++++ Records shown

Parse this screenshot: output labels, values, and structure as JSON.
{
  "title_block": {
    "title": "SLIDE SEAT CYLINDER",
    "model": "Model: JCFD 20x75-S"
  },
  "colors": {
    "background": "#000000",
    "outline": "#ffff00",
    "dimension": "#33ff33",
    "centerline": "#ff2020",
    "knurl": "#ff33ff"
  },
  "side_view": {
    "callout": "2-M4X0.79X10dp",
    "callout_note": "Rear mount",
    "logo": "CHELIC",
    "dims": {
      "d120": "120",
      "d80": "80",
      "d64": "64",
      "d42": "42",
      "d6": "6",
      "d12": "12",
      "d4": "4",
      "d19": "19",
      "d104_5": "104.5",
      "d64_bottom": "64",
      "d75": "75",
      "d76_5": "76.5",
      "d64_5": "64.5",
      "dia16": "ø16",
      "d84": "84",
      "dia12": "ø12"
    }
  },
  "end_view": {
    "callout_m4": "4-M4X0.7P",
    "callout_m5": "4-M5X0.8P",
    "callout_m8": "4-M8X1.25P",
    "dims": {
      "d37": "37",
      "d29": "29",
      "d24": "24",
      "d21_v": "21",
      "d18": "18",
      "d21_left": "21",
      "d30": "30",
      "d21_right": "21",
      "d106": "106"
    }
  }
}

++++++++

*What is needed:*
Would you restate each of the entries word for word?

*Written response:*
Parse this screenshot: output labels, values, and structure as JSON.
{
  "title_block": {
    "title": "SLIDE SEAT CYLINDER",
    "model": "Model: JCFD 20x75-S"
  },
  "colors": {
    "background": "#000000",
    "outline": "#ffff00",
    "dimension": "#33ff33",
    "centerline": "#ff2020",
    "knurl": "#ff33ff"
  },
  "side_view": {
    "callout": "2-M4X0.79X10dp",
    "callout_note": "Rear mount",
    "logo": "CHELIC",
    "dims": {
      "d120": "120",
      "d80": "80",
      "d64": "64",
      "d42": "42",
      "d6": "6",
      "d12": "12",
      "d4": "4",
      "d19": "19",
      "d104_5": "104.5",
      "d64_bottom": "64",
      "d75": "75",
      "d76_5": "76.5",
      "d64_5": "64.5",
      "dia16": "ø16",
      "d84": "84",
      "dia12": "ø12"
    }
  },
  "end_view": {
    "callout_m4": "4-M4X0.7P",
    "callout_m5": "4-M5X0.8P",
    "callout_m8": "4-M8X1.25P",
    "dims": {
      "d37": "37",
      "d29": "29",
      "d24": "24",
      "d21_v": "21",
      "d18": "18",
      "d21_left": "21",
      "d30": "30",
      "d21_right": "21",
      "d106": "106"
    }
  }
}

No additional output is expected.